• Data in this exercise:
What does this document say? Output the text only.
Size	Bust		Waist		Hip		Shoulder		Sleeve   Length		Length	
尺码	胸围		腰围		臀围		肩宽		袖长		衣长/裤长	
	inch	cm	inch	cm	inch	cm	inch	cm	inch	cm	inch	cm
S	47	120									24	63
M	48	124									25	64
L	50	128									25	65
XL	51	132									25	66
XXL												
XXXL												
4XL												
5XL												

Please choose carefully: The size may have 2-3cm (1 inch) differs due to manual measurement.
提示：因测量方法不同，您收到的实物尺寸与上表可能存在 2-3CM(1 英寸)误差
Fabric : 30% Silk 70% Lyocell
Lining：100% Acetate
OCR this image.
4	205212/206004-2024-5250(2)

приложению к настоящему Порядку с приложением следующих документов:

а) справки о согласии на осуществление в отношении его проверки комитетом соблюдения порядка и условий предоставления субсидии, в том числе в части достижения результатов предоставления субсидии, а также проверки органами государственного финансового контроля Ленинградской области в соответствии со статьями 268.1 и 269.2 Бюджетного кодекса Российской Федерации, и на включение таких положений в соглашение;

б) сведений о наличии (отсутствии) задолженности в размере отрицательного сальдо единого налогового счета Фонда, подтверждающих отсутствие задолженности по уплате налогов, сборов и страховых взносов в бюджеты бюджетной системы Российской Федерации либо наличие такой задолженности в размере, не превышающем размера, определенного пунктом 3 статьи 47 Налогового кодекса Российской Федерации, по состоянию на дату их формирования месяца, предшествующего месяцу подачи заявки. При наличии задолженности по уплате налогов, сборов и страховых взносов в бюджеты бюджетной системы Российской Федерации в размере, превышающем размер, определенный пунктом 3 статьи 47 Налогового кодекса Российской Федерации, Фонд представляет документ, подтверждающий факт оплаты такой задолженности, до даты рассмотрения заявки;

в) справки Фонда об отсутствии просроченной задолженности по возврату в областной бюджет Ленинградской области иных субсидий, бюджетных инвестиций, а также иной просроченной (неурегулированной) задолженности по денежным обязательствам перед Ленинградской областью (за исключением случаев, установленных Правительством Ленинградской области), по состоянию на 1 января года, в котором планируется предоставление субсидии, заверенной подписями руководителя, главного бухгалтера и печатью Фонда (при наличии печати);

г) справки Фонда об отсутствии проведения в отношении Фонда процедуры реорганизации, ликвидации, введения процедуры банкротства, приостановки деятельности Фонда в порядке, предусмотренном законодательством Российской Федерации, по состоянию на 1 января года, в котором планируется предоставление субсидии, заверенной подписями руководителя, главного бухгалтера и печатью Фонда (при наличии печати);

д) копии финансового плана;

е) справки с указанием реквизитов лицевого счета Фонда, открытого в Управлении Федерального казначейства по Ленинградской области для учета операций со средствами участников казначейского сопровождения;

• What you are asked to do: Copy out every line of the material above that mentions the word "руководителя".

• Solution below:
в) справки Фонда об отсутствии просроченной задолженности по возврату в областной бюджет Ленинградской области иных субсидий, бюджетных инвестиций, а также иной просроченной (неурегулированной) задолженности по денежным обязательствам перед Ленинградской областью (за исключением случаев, установленных Правительством Ленинградской области), по состоянию на 1 января года, в котором планируется предоставление субсидии, заверенной подписями руководителя, главного бухгалтера и печатью Фонда (при наличии печати);
г) справки Фонда об отсутствии проведения в отношении Фонда процедуры реорганизации, ликвидации, введения процедуры банкротства, приостановки деятельности Фонда в порядке, предусмотренном законодательством Российской Федерации, по состоянию на 1 января года, в котором планируется предоставление субсидии, заверенной подписями руководителя, главного бухгалтера и печатью Фонда (при наличии печати);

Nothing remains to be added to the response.